GOAL
Render the material below as a JSON list of strings, with one string per line and blank lines omitted. Leave the picture out of the answer.

RECORDS SHOWN
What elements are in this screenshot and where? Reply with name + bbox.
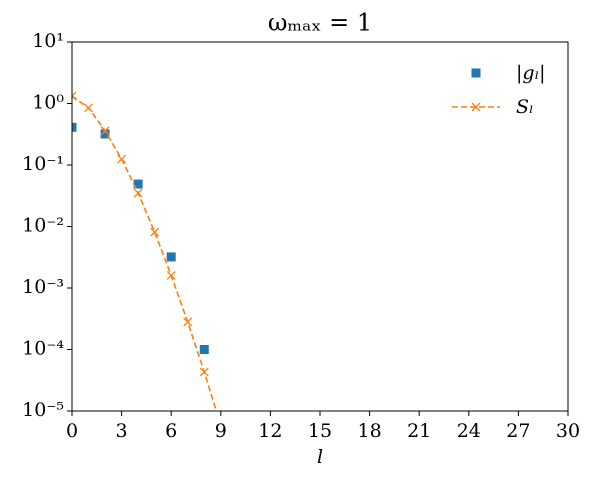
- data-point: [150, 227, 160, 237]
- x-tick-label: 15: [308, 420, 332, 442]
- data-point: [72, 91, 77, 101]
- y-tick-label: 10⁻²: [22, 215, 64, 237]
- x-tick-label: 24: [457, 420, 481, 442]
- data-point: [100, 129, 110, 139]
- data-point: [117, 154, 127, 164]
- x-tick-label: 27: [506, 420, 530, 442]
- x-tick-label: 21: [407, 420, 431, 442]
- x-tick-label: 30: [556, 420, 580, 442]
- series-line: [72, 95, 218, 411]
- plot-frame: [71, 41, 569, 412]
- data-point: [166, 270, 176, 280]
- chart-title: ωₘₐₓ = 1: [268, 9, 372, 37]
- y-tick-label: 10¹: [32, 30, 64, 52]
- legend-marker: [471, 68, 481, 78]
- data-point: [133, 188, 143, 198]
- data-point: [199, 367, 209, 377]
- x-tick-label: 9: [215, 420, 227, 442]
- data-point: [166, 252, 176, 262]
- data-point: [100, 126, 110, 136]
- data-point: [72, 122, 77, 132]
- y-tick-label: 10⁻³: [22, 276, 64, 298]
- data-point: [183, 317, 193, 327]
- y-tick-label: 10⁰: [32, 92, 64, 114]
- x-tick-label: 12: [258, 420, 282, 442]
- plot-area: [72, 91, 218, 411]
- legend-marker: [471, 102, 481, 112]
- data-point: [133, 179, 143, 189]
- legend-label: |gₗ|: [516, 62, 546, 84]
- x-tick-label: 3: [116, 420, 128, 442]
- x-tick-label: 6: [165, 420, 177, 442]
- x-tick-label: 0: [66, 420, 78, 442]
- y-tick-label: 10⁻⁵: [22, 399, 64, 421]
- y-tick-label: 10⁻¹: [22, 153, 64, 175]
- y-tick-label: 10⁻⁴: [22, 338, 64, 360]
- legend-label: Sₗ: [516, 96, 534, 118]
- x-tick-label: 18: [358, 420, 382, 442]
- data-point: [199, 345, 209, 354]
- data-point: [84, 103, 93, 113]
- x-axis-label: l: [317, 446, 323, 468]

REPLY TO THE TASK
[
  "What elements are in this screenshot and where? Reply with name + bbox.",
  "- data-point: [150, 227, 160, 237]",
  "- x-tick-label: 15: [308, 420, 332, 442]",
  "- data-point: [72, 91, 77, 101]",
  "- y-tick-label: 10⁻²: [22, 215, 64, 237]",
  "- x-tick-label: 24: [457, 420, 481, 442]",
  "- data-point: [100, 129, 110, 139]",
  "- data-point: [117, 154, 127, 164]",
  "- x-tick-label: 27: [506, 420, 530, 442]",
  "- x-tick-label: 21: [407, 420, 431, 442]",
  "- x-tick-label: 30: [556, 420, 580, 442]",
  "- series-line: [72, 95, 218, 411]",
  "- plot-frame: [71, 41, 569, 412]",
  "- data-point: [166, 270, 176, 280]",
  "- chart-title: ωₘₐₓ = 1: [268, 9, 372, 37]",
  "- y-tick-label: 10¹: [32, 30, 64, 52]",
  "- legend-marker: [471, 68, 481, 78]",
  "- data-point: [133, 188, 143, 198]",
  "- data-point: [199, 367, 209, 377]",
  "- x-tick-label: 9: [215, 420, 227, 442]",
  "- data-point: [166, 252, 176, 262]",
  "- data-point: [100, 126, 110, 136]",
  "- data-point: [72, 122, 77, 132]",
  "- y-tick-label: 10⁻³: [22, 276, 64, 298]",
  "- data-point: [183, 317, 193, 327]",
  "- y-tick-label: 10⁰: [32, 92, 64, 114]",
  "- x-tick-label: 12: [258, 420, 282, 442]",
  "- plot-area: [72, 91, 218, 411]",
  "- legend-marker: [471, 102, 481, 112]",
  "- data-point: [133, 179, 143, 189]",
  "- legend-label: |gₗ|: [516, 62, 546, 84]",
  "- x-tick-label: 3: [116, 420, 128, 442]",
  "- x-tick-label: 6: [165, 420, 177, 442]",
  "- x-tick-label: 0: [66, 420, 78, 442]",
  "- y-tick-label: 10⁻⁵: [22, 399, 64, 421]",
  "- y-tick-label: 10⁻¹: [22, 153, 64, 175]",
  "- y-tick-label: 10⁻⁴: [22, 338, 64, 360]",
  "- legend-label: Sₗ: [516, 96, 534, 118]",
  "- x-tick-label: 18: [358, 420, 382, 442]",
  "- data-point: [199, 345, 209, 354]",
  "- data-point: [84, 103, 93, 113]",
  "- x-axis-label: l: [317, 446, 323, 468]"
]